OBJETIVO: Redacte la continuación de la noticia sobre la carretera intransitable cerca de Baní a partir de su última oración.

::: EXTRACTO DEL DOCUMENTO :::

A pocos kilómetros de Baní, una de las zonas agrícolas más ricas de la provincia sigue hundida en el abandono: su única carretera, de 11 kilómetros, está completamente intransitable.
Productores denuncian que el mal estado de la vía provoca pérdidas millonarias.
“Tenemos casi cinco millones de aguacates de calidad de exportación, pero se dañan en las camionetas brincando piedras y cañadas”, dijo Eulogio Santana, presidente de la Junta de Vecinos.
El café tampoco escapa. Este año podrían cosechar 5,000 quintales, pero los costos de transporte se disparan porque, según los comunitarios, “los caminos son para animales, no para humanos”.
Hace más de un mes, el ministro de Agricultura Límber Cruz prometió intervenir la carretera tras los deslaves del ciclón Melissa, pero solo enviaron una retroexcavadora. Los equipos pesados nunca llegaron.

::: DATOS PROPORCIONADOS :::

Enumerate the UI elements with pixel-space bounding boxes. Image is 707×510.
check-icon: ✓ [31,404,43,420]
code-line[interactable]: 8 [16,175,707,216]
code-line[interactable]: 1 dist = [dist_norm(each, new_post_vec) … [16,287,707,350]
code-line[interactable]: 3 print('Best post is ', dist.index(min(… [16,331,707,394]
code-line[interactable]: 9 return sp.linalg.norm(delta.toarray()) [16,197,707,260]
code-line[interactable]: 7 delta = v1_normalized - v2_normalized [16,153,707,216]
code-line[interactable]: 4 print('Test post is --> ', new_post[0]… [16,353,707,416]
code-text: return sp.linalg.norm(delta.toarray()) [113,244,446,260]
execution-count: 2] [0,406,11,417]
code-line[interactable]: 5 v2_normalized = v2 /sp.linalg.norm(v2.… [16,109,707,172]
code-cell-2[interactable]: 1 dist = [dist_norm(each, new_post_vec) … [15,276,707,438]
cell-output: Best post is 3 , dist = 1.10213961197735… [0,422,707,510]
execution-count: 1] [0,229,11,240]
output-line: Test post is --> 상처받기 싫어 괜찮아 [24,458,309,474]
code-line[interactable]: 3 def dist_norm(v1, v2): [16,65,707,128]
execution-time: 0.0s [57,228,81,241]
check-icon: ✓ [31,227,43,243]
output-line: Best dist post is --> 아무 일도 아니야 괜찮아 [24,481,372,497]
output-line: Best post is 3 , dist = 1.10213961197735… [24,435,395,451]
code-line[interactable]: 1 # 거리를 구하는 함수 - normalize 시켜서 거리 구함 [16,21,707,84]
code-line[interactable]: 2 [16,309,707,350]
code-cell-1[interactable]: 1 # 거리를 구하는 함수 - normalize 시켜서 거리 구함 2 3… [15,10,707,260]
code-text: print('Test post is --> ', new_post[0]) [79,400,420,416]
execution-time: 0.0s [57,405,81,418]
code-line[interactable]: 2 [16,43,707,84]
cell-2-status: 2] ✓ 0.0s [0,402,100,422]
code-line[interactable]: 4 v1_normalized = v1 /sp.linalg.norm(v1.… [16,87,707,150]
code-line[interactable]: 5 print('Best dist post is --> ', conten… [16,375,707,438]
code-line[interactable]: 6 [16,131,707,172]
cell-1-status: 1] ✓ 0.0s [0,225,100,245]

:::

SU RESPUESTA:
Unas 20 comunidades dependen de esta vía para sacar su producción y trasladar enfermos, ya que no tienen servicio de salud.
Agricultores y emprendedores turísticos advirtieron que están dispuestos a luchar por la reconstrucción inmediata, pues temen perder sus inversiones.
“La paciencia se agota. Esta carretera debe ser asfaltada ya”, sentenció Santana.
Mientras el Gobierno responde o no, El Manaclar sigue produciendo abundancia… pero tragándose las pérdidas por falta de carretera.